__AIM OF THE TASK__. Make an exact copy of all the records.

* begin DATA LINES *

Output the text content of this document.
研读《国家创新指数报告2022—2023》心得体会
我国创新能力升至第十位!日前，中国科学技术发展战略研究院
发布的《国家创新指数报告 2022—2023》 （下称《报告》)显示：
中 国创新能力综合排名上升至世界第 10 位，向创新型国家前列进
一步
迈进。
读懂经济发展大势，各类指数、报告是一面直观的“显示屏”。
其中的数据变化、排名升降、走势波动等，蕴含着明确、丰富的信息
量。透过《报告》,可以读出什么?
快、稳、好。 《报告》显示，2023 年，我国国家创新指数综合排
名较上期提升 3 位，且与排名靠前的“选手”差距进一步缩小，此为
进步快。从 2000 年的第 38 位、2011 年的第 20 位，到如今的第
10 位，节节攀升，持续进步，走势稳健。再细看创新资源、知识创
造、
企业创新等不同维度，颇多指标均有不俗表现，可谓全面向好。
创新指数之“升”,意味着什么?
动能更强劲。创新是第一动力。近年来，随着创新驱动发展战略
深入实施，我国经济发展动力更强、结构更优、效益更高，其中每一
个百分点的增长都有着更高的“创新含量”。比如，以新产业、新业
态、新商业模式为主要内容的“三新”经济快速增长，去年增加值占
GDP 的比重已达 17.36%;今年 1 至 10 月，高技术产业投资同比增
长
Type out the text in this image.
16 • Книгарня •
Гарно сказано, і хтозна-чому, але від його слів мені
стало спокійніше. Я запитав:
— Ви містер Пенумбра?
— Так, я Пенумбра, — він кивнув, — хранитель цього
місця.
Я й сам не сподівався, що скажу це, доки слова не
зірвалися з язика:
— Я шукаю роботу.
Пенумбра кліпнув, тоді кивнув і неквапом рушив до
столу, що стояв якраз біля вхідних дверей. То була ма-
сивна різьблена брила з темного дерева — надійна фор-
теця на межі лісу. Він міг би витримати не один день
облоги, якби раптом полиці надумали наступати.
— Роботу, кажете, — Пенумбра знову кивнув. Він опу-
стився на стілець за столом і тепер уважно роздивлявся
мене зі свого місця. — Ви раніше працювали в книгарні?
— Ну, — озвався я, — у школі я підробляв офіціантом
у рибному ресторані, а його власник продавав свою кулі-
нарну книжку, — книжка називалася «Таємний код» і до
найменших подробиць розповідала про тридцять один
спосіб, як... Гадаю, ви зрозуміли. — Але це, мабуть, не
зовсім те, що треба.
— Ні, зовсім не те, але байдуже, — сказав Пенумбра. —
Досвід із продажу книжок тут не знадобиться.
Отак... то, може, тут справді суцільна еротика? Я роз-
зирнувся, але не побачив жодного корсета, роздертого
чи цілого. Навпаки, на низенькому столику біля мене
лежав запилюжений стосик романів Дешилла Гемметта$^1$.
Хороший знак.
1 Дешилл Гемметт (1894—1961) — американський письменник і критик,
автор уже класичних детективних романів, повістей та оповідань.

* end DATA LINES *

__FULL SOLUTION__.
Output the text content of this document.
研读《国家创新指数报告2022—2023》心得体会
我国创新能力升至第十位!日前，中国科学技术发展战略研究院
发布的《国家创新指数报告 2022—2023》 （下称《报告》)显示：
中 国创新能力综合排名上升至世界第 10 位，向创新型国家前列进
一步
迈进。
读懂经济发展大势，各类指数、报告是一面直观的“显示屏”。
其中的数据变化、排名升降、走势波动等，蕴含着明确、丰富的信息
量。透过《报告》,可以读出什么?
快、稳、好。 《报告》显示，2023 年，我国国家创新指数综合排
名较上期提升 3 位，且与排名靠前的“选手”差距进一步缩小，此为
进步快。从 2000 年的第 38 位、2011 年的第 20 位，到如今的第
10 位，节节攀升，持续进步，走势稳健。再细看创新资源、知识创
造、
企业创新等不同维度，颇多指标均有不俗表现，可谓全面向好。
创新指数之“升”,意味着什么?
动能更强劲。创新是第一动力。近年来，随着创新驱动发展战略
深入实施，我国经济发展动力更强、结构更优、效益更高，其中每一
个百分点的增长都有着更高的“创新含量”。比如，以新产业、新业
态、新商业模式为主要内容的“三新”经济快速增长，去年增加值占
GDP 的比重已达 17.36%;今年 1 至 10 月，高技术产业投资同比增
长
Type out the text in this image.
16 • Книгарня •
Гарно сказано, і хтозна-чому, але від його слів мені
стало спокійніше. Я запитав:
— Ви містер Пенумбра?
— Так, я Пенумбра, — він кивнув, — хранитель цього
місця.
Я й сам не сподівався, що скажу це, доки слова не
зірвалися з язика:
— Я шукаю роботу.
Пенумбра кліпнув, тоді кивнув і неквапом рушив до
столу, що стояв якраз біля вхідних дверей. То була ма-
сивна різьблена брила з темного дерева — надійна фор-
теця на межі лісу. Він міг би витримати не один день
облоги, якби раптом полиці надумали наступати.
— Роботу, кажете, — Пенумбра знову кивнув. Він опу-
стився на стілець за столом і тепер уважно роздивлявся
мене зі свого місця. — Ви раніше працювали в книгарні?
— Ну, — озвався я, — у школі я підробляв офіціантом
у рибному ресторані, а його власник продавав свою кулі-
нарну книжку, — книжка називалася «Таємний код» і до
найменших подробиць розповідала про тридцять один
спосіб, як... Гадаю, ви зрозуміли. — Але це, мабуть, не
зовсім те, що треба.
— Ні, зовсім не те, але байдуже, — сказав Пенумбра. —
Досвід із продажу книжок тут не знадобиться.
Отак... то, може, тут справді суцільна еротика? Я роз-
зирнувся, але не побачив жодного корсета, роздертого
чи цілого. Навпаки, на низенькому столику біля мене
лежав запилюжений стосик романів Дешилла Гемметта$^1$.
Хороший знак.
1 Дешилл Гемметт (1894—1961) — американський письменник і критик,
автор уже класичних детективних романів, повістей та оповідань.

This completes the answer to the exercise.